↓

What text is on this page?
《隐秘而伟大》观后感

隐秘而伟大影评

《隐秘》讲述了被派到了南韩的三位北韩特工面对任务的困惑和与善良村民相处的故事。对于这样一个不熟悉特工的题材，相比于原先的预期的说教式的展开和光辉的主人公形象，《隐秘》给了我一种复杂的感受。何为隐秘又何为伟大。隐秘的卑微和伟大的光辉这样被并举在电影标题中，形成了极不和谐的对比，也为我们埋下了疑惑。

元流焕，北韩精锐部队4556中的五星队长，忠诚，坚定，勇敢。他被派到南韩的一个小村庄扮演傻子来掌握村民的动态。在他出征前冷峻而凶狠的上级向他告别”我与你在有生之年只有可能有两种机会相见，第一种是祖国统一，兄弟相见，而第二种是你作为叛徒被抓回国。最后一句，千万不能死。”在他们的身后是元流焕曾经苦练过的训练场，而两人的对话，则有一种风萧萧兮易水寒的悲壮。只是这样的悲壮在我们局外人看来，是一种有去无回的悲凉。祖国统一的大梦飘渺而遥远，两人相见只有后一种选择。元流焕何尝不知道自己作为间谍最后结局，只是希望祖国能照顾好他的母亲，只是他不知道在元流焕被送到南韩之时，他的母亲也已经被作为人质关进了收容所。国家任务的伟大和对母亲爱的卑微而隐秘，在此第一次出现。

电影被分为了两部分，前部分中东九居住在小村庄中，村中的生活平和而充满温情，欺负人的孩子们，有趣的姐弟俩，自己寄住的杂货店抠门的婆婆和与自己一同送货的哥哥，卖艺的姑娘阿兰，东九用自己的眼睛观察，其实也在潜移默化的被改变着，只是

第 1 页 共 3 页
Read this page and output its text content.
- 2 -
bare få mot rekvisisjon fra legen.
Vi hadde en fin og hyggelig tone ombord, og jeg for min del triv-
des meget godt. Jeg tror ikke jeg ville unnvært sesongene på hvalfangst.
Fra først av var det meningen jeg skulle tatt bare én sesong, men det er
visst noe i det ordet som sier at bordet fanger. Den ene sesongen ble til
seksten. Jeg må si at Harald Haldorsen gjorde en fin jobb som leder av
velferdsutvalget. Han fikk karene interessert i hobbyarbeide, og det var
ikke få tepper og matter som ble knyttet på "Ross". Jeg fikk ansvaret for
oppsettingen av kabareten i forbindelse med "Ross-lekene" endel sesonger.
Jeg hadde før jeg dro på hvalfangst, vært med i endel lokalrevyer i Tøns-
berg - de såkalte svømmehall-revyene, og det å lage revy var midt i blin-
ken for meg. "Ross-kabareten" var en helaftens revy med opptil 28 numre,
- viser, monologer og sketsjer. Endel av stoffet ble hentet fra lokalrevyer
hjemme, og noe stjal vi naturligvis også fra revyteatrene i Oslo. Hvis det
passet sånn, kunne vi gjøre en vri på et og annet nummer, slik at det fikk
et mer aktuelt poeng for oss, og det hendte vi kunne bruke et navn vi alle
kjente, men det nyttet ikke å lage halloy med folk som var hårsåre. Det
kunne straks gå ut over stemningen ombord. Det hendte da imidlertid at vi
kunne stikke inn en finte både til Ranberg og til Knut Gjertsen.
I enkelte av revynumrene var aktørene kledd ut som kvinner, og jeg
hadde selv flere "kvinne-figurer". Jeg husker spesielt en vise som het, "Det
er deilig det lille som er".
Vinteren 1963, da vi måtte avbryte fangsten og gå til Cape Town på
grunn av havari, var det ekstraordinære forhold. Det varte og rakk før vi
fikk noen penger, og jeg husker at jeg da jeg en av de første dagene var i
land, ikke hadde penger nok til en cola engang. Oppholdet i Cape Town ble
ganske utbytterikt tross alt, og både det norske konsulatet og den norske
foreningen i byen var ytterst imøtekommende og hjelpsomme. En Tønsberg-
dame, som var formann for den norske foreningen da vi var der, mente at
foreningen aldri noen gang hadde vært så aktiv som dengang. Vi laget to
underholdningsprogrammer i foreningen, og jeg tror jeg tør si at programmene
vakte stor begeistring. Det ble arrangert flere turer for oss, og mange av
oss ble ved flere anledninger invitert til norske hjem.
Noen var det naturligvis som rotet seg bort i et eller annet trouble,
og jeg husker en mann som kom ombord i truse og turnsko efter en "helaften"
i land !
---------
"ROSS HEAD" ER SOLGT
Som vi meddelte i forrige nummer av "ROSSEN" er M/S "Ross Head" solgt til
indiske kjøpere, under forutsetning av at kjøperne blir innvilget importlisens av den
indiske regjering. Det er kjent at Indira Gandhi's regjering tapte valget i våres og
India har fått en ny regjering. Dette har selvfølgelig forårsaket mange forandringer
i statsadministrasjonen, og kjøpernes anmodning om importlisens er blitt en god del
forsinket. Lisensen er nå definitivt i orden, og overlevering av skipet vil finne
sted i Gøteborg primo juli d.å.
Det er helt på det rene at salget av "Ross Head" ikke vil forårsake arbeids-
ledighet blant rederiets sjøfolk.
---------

↑

### Task requirements
Filter out all lines lacking the word "mange" and copy the rest.

### Task result
vakte stor begeistring. Det ble arrangert flere turer for oss, og mange av
India har fått en ny regjering. Dette har selvfølgelig forårsaket mange forandringer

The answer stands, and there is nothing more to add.